== MATERIALS PROVIDED
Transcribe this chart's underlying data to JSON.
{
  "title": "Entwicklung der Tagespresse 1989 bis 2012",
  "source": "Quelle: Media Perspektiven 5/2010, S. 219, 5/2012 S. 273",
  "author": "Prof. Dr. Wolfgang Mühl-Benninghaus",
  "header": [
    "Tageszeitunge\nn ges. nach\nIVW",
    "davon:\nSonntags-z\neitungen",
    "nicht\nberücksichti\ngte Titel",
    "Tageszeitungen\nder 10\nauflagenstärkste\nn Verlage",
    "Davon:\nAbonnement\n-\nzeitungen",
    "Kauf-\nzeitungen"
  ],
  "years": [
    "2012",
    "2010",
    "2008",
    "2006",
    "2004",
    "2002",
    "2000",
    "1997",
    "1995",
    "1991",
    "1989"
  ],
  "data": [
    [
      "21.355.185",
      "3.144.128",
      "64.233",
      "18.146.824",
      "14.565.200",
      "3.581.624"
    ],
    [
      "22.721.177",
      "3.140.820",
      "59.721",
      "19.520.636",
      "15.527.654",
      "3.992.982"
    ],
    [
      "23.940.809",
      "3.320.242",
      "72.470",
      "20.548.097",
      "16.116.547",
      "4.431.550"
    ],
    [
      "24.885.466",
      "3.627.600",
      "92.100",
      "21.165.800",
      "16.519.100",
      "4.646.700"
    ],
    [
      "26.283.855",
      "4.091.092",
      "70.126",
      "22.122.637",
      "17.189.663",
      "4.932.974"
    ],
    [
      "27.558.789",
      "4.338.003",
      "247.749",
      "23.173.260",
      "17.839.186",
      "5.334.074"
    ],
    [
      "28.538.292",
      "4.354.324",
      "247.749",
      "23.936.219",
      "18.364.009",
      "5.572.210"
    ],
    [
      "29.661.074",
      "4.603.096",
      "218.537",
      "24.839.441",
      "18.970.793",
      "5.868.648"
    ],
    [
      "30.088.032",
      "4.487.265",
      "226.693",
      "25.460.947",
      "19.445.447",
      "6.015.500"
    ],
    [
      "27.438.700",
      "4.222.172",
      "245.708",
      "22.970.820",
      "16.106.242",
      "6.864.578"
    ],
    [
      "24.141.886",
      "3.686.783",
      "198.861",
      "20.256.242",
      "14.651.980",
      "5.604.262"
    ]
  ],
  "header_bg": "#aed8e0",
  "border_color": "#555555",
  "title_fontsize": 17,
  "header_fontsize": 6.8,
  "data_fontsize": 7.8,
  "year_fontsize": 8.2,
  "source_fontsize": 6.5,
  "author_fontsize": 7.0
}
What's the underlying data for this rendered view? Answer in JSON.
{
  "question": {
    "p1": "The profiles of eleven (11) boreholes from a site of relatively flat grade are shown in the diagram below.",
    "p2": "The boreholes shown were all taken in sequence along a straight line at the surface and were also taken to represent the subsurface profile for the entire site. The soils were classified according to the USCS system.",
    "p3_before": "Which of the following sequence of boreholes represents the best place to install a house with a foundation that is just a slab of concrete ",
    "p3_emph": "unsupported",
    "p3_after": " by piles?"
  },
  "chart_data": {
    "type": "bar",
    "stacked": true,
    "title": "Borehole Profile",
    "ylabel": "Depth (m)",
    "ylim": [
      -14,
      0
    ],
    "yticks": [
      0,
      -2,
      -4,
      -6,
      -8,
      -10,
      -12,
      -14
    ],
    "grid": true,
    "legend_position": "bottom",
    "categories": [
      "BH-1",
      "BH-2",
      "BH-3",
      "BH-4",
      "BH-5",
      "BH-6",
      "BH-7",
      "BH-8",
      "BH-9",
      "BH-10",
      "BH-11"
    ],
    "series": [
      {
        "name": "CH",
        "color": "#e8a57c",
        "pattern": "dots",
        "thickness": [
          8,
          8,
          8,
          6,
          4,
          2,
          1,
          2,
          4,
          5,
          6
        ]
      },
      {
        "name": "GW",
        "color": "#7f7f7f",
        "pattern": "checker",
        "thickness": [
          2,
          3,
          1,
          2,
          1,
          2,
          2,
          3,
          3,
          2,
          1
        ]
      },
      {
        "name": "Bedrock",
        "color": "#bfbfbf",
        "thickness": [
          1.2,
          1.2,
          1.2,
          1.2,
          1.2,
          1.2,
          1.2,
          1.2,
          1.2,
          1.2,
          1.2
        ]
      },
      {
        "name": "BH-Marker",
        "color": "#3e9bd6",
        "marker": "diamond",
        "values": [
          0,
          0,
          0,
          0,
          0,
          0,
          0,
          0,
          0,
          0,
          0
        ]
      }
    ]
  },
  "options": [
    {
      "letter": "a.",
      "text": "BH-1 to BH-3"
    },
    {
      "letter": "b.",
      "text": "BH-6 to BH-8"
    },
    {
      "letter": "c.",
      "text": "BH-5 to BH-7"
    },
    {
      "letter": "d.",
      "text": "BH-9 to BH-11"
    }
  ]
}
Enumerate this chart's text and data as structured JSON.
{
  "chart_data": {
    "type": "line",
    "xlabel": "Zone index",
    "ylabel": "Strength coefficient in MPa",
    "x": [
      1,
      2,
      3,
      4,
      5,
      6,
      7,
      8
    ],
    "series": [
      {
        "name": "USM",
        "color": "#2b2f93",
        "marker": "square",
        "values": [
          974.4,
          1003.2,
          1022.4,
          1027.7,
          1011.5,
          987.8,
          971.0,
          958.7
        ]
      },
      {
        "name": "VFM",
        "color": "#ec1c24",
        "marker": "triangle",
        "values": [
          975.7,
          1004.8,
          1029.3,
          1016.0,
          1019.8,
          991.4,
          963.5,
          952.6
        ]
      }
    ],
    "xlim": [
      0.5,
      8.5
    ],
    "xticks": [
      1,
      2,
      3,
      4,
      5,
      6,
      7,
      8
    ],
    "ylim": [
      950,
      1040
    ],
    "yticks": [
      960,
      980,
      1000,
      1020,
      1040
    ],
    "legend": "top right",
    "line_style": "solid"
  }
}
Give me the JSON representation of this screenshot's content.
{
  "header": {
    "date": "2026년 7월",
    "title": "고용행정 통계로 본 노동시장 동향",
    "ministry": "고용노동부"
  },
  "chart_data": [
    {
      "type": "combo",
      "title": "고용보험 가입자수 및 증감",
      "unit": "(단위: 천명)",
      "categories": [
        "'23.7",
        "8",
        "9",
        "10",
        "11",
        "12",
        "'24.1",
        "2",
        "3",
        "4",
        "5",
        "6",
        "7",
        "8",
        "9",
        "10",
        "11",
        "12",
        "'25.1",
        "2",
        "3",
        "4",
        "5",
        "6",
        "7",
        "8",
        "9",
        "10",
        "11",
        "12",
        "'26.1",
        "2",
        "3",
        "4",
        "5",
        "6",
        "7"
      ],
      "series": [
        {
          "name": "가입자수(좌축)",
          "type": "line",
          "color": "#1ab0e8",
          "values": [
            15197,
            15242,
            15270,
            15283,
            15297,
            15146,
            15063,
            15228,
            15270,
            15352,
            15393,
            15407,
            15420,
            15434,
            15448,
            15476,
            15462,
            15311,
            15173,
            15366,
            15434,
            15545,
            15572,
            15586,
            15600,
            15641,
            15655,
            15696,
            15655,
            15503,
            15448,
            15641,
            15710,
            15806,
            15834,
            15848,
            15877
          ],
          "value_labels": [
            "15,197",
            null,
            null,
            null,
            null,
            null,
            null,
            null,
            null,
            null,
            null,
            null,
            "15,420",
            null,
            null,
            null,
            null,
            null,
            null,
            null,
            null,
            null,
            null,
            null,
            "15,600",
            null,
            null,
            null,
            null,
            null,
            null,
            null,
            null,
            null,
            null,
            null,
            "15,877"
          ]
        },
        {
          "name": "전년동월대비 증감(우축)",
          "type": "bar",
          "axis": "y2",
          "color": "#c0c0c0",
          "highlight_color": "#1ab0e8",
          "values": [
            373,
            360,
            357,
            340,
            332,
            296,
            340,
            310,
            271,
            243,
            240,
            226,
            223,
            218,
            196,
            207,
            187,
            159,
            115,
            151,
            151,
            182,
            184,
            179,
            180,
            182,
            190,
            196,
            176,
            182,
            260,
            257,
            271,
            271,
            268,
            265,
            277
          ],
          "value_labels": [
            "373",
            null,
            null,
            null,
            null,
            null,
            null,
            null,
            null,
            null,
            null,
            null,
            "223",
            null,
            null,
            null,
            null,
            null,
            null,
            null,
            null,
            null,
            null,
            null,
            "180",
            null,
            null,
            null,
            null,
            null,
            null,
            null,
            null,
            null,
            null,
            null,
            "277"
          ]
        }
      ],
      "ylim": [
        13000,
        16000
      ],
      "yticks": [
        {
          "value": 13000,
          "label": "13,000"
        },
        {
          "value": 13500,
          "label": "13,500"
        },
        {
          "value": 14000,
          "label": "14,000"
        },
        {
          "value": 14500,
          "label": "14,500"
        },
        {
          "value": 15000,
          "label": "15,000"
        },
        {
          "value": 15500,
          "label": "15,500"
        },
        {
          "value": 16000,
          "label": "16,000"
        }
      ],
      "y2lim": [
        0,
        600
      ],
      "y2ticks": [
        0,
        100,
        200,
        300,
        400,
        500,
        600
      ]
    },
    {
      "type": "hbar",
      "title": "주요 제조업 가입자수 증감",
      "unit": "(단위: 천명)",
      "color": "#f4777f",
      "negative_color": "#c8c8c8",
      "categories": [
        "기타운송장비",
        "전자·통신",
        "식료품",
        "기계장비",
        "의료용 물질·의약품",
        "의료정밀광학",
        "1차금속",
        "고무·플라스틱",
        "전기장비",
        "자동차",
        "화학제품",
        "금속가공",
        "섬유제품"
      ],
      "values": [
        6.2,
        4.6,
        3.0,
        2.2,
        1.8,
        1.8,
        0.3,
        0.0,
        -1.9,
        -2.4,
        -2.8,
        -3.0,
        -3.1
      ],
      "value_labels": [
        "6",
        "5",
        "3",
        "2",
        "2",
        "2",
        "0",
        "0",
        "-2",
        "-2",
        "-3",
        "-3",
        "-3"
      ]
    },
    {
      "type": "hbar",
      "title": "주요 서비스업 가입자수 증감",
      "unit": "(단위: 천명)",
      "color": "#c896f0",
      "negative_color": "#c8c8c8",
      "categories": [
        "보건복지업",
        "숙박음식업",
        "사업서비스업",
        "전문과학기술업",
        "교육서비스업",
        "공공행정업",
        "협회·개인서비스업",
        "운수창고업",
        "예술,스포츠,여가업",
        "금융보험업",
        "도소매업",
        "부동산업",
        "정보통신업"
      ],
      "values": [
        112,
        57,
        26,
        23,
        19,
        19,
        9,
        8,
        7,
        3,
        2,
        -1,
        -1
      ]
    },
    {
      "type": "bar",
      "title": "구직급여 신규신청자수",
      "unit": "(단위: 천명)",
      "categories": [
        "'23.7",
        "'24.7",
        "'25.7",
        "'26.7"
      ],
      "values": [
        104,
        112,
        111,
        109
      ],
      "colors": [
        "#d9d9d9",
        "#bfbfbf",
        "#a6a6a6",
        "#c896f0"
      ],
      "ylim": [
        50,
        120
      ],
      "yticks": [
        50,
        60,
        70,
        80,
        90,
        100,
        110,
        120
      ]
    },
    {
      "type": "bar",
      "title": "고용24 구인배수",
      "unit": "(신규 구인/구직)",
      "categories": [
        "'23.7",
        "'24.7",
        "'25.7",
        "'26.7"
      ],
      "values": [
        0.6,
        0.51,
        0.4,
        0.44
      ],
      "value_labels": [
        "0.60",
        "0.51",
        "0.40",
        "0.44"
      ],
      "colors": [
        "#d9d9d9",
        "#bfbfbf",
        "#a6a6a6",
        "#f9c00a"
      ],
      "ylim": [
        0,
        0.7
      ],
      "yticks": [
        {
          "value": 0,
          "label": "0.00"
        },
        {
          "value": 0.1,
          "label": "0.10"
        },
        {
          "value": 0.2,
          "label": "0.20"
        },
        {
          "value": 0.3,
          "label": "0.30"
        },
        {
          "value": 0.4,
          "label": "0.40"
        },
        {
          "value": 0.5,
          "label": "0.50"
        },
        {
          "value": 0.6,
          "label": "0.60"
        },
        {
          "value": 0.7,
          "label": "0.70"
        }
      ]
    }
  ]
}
====
THE TASK =>
Gather each line in the entries above where the string "underlying" is found.

TASK SOLUTION =>
Transcribe this chart's underlying data to JSON.
What's the underlying data for this rendered view? Answer in JSON.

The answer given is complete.